Gbagbo, le mondialiste

Enfin, le président Laurent Gbagbo se bat pour un monde plus juste. Il se bat pour l’égalité entre les peuples et les nations du monde. C’est pourquoi il met un point d’honneur à la réforme de l’Onu qui, dans sa forme actuelle, est, estime-t-il, totalement dépassée. Au total, ce grand homme se bat pour un monde plus humain. Il ne saurait donc être un criminel.

Boga Sivori in Notre Voie





Gbagbo, un homme de paix

Dire que Laurent Gbagbo est un homme de paix relève du truisme. L’idéologie et le parcours politique de l’ancien chef de l’Etat ivoirien révèlent éloquemment cette dimension pacifique que ses détracteurs s’évertuent à noyer dans des clichés immondes relayés par des médias occidentaux aux ordres d’intérêts obscurs.

Déjà en tant qu’opposant politique au régime de Félix Houphouet-Boigny, Gbagbo s’est nettement démarqué de la violence en optant clairement pour «la transition pacifique à la démocratie». Son parti, le Fpi, et lui-même ont subi toutes sortes de brimades et d’humiliations de la machine répressive du Pdci-Rda sans penser une seule fois à prendre les armes pour se faire justice. Gbagbo et ses compagnons se sont battus les mains nues et avec pour seule arme, le verbe, là où, sous d’autres cieux, certains combattants de la liberté ont dû recourir aux armes pour faire avancer leur cause.

## Items extraits

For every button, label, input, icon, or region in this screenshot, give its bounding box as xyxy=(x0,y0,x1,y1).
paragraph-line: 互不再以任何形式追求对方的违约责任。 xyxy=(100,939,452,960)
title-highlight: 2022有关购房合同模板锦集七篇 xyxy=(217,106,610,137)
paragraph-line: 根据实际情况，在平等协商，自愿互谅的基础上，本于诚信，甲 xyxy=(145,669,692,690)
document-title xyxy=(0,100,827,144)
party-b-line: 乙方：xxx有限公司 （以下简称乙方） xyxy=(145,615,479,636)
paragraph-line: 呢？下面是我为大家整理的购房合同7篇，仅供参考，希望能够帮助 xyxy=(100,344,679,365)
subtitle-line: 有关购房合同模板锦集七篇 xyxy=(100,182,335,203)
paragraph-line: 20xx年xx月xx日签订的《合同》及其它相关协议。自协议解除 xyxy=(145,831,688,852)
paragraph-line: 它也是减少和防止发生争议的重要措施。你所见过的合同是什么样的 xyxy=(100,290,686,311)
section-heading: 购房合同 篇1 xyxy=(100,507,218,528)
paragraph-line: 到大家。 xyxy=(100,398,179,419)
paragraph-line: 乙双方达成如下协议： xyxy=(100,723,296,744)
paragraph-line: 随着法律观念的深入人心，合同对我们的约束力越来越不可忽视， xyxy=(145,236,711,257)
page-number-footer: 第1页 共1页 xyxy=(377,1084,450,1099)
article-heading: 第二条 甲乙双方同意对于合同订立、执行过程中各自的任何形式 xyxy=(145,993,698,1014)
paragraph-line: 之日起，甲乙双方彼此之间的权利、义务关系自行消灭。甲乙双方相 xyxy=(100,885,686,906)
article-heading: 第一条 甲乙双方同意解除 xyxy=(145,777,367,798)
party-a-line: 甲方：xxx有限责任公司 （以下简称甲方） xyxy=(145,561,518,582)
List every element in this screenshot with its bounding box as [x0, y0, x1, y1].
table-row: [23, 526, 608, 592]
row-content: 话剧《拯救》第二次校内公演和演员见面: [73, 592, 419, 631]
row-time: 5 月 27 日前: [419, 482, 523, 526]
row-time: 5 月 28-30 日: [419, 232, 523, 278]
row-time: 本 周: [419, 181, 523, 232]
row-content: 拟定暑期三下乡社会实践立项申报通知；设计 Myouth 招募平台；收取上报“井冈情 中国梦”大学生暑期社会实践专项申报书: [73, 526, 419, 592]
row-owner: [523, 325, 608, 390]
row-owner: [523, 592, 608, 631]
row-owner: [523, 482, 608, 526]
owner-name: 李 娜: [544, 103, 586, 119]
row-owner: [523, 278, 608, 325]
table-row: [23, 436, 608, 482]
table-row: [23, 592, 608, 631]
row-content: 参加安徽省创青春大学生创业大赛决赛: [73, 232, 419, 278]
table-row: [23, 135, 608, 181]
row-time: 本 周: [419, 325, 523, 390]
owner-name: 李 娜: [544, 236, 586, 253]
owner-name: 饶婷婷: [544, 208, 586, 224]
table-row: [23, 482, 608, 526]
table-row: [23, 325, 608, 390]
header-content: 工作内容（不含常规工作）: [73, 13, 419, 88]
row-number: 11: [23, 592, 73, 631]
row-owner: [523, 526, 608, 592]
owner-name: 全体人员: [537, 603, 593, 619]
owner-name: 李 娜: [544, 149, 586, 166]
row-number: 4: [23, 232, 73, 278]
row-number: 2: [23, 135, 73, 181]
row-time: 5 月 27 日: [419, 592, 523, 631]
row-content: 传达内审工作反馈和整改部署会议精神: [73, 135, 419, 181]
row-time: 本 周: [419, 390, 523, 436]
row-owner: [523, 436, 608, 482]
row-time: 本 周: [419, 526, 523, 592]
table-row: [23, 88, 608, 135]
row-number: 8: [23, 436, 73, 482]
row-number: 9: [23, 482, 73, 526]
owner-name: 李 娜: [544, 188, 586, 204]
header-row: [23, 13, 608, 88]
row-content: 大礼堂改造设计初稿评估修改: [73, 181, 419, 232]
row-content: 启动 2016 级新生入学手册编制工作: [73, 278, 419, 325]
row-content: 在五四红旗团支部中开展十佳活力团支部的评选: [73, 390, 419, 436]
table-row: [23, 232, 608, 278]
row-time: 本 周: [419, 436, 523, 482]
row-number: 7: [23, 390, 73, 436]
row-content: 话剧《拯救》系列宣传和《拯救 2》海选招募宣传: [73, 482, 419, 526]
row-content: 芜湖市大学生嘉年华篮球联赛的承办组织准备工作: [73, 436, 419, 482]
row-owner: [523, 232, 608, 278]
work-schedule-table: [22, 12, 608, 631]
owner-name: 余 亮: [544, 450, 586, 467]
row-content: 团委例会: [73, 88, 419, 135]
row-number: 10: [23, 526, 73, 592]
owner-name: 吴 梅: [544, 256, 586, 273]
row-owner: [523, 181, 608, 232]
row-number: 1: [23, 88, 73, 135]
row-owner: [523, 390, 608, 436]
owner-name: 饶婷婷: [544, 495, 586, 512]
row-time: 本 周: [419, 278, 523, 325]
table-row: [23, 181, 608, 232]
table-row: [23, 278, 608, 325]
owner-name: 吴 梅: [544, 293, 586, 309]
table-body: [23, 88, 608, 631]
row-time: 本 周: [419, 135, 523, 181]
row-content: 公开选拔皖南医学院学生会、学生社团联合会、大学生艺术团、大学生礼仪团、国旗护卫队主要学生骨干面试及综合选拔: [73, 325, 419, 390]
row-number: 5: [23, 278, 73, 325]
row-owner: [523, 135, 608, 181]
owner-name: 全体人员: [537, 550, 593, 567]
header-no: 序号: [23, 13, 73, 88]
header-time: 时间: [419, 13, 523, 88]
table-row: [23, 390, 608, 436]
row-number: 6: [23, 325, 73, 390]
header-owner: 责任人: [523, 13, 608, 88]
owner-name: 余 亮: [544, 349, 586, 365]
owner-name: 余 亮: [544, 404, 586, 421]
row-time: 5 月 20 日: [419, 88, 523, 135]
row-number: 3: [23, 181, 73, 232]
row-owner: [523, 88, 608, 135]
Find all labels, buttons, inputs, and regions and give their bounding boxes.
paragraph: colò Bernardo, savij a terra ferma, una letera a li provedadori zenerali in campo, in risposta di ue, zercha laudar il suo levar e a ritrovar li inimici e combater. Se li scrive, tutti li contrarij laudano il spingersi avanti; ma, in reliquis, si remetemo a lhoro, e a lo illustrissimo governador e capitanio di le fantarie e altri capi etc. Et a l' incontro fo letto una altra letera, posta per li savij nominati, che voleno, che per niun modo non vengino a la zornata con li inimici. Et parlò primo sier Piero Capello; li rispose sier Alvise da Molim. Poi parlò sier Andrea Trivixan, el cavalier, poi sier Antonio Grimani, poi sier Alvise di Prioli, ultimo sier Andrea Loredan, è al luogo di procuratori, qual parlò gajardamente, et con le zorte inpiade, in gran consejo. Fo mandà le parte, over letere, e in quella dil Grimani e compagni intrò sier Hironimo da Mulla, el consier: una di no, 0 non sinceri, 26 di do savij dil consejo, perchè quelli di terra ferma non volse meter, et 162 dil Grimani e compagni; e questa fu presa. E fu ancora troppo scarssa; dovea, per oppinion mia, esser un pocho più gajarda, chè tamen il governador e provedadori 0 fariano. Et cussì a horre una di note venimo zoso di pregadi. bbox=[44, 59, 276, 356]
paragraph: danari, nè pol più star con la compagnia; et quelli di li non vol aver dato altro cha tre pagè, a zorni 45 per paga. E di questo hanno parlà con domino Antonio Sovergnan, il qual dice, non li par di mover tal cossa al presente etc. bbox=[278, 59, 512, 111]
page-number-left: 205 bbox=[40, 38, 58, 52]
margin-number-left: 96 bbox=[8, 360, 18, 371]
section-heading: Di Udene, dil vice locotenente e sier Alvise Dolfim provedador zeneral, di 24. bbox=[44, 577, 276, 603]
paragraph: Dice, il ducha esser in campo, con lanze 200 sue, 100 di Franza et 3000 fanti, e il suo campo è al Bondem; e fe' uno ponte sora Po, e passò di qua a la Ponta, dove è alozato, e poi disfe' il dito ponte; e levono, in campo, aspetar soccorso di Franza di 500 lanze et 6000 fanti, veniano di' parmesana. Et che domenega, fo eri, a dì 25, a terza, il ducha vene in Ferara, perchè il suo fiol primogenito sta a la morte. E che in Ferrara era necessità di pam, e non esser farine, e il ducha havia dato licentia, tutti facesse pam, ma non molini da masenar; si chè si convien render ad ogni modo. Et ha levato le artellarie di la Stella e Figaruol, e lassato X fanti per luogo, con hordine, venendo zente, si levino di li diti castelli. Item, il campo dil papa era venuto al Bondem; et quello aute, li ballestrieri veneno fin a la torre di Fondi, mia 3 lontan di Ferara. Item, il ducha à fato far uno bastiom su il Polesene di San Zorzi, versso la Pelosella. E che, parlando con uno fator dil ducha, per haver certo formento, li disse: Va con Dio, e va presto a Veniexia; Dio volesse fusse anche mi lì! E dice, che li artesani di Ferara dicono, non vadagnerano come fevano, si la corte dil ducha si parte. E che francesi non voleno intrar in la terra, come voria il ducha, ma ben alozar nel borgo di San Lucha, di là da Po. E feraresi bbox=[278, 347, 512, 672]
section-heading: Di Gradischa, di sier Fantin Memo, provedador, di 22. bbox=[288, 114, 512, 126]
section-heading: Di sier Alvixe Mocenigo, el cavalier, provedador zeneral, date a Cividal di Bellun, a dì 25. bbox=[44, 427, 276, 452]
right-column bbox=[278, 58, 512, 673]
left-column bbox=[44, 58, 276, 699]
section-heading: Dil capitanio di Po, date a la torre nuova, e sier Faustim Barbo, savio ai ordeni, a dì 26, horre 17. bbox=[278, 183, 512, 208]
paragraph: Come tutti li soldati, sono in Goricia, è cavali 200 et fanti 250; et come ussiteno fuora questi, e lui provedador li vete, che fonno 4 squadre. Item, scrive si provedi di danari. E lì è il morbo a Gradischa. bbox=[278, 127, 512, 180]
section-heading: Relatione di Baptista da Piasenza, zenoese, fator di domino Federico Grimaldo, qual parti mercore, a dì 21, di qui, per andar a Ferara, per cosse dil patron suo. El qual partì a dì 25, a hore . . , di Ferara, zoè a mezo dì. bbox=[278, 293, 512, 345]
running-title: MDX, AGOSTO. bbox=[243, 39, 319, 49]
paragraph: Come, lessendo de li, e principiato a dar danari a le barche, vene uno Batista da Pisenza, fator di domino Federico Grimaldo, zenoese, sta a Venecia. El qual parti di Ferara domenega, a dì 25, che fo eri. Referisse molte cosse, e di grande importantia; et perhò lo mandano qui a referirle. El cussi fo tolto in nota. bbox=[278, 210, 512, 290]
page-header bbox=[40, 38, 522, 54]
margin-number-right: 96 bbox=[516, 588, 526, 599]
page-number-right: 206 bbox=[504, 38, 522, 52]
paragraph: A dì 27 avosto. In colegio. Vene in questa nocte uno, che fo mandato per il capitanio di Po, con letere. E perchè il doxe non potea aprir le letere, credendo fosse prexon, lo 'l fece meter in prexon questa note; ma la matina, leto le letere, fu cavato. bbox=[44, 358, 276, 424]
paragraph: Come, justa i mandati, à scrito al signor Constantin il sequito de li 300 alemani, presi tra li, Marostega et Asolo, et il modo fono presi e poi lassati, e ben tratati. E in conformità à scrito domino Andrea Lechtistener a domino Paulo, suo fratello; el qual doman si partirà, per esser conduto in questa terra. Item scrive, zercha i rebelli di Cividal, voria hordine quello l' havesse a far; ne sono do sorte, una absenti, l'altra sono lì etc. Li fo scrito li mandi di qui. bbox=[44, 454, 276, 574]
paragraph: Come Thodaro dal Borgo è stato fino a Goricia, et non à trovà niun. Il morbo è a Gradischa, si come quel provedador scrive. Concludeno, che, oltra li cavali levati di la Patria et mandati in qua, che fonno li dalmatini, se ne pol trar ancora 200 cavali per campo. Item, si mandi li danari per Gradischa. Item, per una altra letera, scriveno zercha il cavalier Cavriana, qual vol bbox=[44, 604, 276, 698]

## Exercice 1
D'après le texte sur Laurent Gbagbo, pour quelle raison celui-ci met-il un point d'honneur à la réforme de l'Onu ? Répondez en une à trois phrases.
## Exercice 2
Extrayez du texte sur Laurent Gbagbo le passage qui débute aux mots « Boga Sivori in » et s'achève après les mots « ordres d’intérêts obscurs. ».
## Exercice 3
Poursuivez le texte consacré à Laurent Gbagbo à partir de sa dernière phrase.

## Réponse 1
Laurent Gbagbo tient à la réforme de l'Onu parce qu'il se bat pour l'égalité entre les peuples et les nations du monde. Il estime en outre que l'Onu, dans sa forme actuelle, est totalement dépassée.

## Réponse 2
Boga Sivori in Notre Voie





Gbagbo, un homme de paix

Dire que Laurent Gbagbo est un homme de paix relève du truisme. L’idéologie et le parcours politique de l’ancien chef de l’Etat ivoirien révèlent éloquemment cette dimension pacifique que ses détracteurs s’évertuent à noyer dans des clichés immondes relayés par des médias occidentaux aux ordres d’intérêts obscurs.

## Réponse 3
Pendant trente ans d’opposition, Gbagbo a souffert le martyre, mais a refusé toujours la violence pour préserver la paix. Plusieurs fois arrêté, malmené et emprisonné injustement, souvent en compagnie de sa famille, le père du multipartisme en Côte d’Ivoire n’a jamais remis en cause son engagement à conquérir la démocratie par la voie pacifique. Rejetant catégoriquement les propositions de lutte armée qui lui ont été parfois faites. Cette ligne directrice initiale a constitué la trame de son action aussi bien dans l’opposition qu’à la tête du pays. En effet, après son élection démocratique en octobre 2000 comme président de la République, Laurent Gbagbo a eu pour souci majeur de préserver la paix et la cohésion sociale en Côte d’Ivoire. C’est au nom de cette paix qu’il voulait pour la Côte d’Ivoire et tous ses enfants que le président Gbagbo a initié le Forum national pour la réconciliation après avoir créé les conditions du retour au pays de Henri Konan Bedié et Alassane Ouattara.
Dans cette même logique de paix, l’ancien chef de l’Etat a formé un gouvernement d’union nationale, le 5 août 2002, pour permettre à l’opposition de participer à la construction de l’édifice national. Même quand cette opposition s’est illustrée de la façon la plus brutale et sauvage en créant une rébellion armée, le président Gbagbo est resté dans sa logique pacifique. Dans la recherche de la paix, il a initié le dialogue avec l’opposition et son bras armé qui feront partie du gouvernement de réconciliation nationale. Cette recherche effrénée et inlassable de la paix a conduit Gbagbo dans plusieurs capitales africaines et en Europe où il a signé des accords avec les autres protagonistes de la crise ivoirienne. Quand ces accords obtenus sous l’arbitrage de la communauté internationale se sont avérés inefficaces, le président Gbagbo a engagé le dialogue direct avec la direction officielle de la rébellion armée.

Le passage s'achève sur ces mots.